STATED EXERCISE - Each record below should appear again exactly as written.

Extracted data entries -
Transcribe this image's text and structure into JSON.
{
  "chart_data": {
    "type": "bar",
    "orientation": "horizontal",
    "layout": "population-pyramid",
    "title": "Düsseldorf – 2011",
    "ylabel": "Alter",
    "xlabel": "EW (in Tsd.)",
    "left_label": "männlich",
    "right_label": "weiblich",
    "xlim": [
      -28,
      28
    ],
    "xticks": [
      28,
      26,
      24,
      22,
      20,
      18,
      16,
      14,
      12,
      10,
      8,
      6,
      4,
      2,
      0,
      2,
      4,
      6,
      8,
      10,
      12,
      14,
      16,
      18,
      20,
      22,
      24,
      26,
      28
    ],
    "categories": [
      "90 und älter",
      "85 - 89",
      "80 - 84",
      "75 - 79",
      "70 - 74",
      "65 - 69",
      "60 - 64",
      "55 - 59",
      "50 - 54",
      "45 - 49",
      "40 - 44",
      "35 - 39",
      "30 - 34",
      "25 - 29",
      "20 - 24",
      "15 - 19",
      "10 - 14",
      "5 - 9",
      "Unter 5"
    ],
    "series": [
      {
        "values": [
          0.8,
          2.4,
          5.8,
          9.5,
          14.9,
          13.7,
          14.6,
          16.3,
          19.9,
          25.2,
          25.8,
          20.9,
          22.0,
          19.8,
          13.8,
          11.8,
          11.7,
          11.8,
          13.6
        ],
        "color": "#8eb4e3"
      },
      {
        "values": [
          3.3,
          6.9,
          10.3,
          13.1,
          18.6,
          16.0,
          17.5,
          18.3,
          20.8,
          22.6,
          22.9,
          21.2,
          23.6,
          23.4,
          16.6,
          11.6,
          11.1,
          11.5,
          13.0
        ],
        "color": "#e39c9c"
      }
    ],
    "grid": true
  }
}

EXERCISE SOLUTION -
Transcribe this image's text and structure into JSON.
{
  "chart_data": {
    "type": "bar",
    "orientation": "horizontal",
    "layout": "population-pyramid",
    "title": "Düsseldorf – 2011",
    "ylabel": "Alter",
    "xlabel": "EW (in Tsd.)",
    "left_label": "männlich",
    "right_label": "weiblich",
    "xlim": [
      -28,
      28
    ],
    "xticks": [
      28,
      26,
      24,
      22,
      20,
      18,
      16,
      14,
      12,
      10,
      8,
      6,
      4,
      2,
      0,
      2,
      4,
      6,
      8,
      10,
      12,
      14,
      16,
      18,
      20,
      22,
      24,
      26,
      28
    ],
    "categories": [
      "90 und älter",
      "85 - 89",
      "80 - 84",
      "75 - 79",
      "70 - 74",
      "65 - 69",
      "60 - 64",
      "55 - 59",
      "50 - 54",
      "45 - 49",
      "40 - 44",
      "35 - 39",
      "30 - 34",
      "25 - 29",
      "20 - 24",
      "15 - 19",
      "10 - 14",
      "5 - 9",
      "Unter 5"
    ],
    "series": [
      {
        "values": [
          0.8,
          2.4,
          5.8,
          9.5,
          14.9,
          13.7,
          14.6,
          16.3,
          19.9,
          25.2,
          25.8,
          20.9,
          22.0,
          19.8,
          13.8,
          11.8,
          11.7,
          11.8,
          13.6
        ],
        "color": "#8eb4e3"
      },
      {
        "values": [
          3.3,
          6.9,
          10.3,
          13.1,
          18.6,
          16.0,
          17.5,
          18.3,
          20.8,
          22.6,
          22.9,
          21.2,
          23.6,
          23.4,
          16.6,
          11.6,
          11.1,
          11.5,
          13.0
        ],
        "color": "#e39c9c"
      }
    ],
    "grid": true
  }
}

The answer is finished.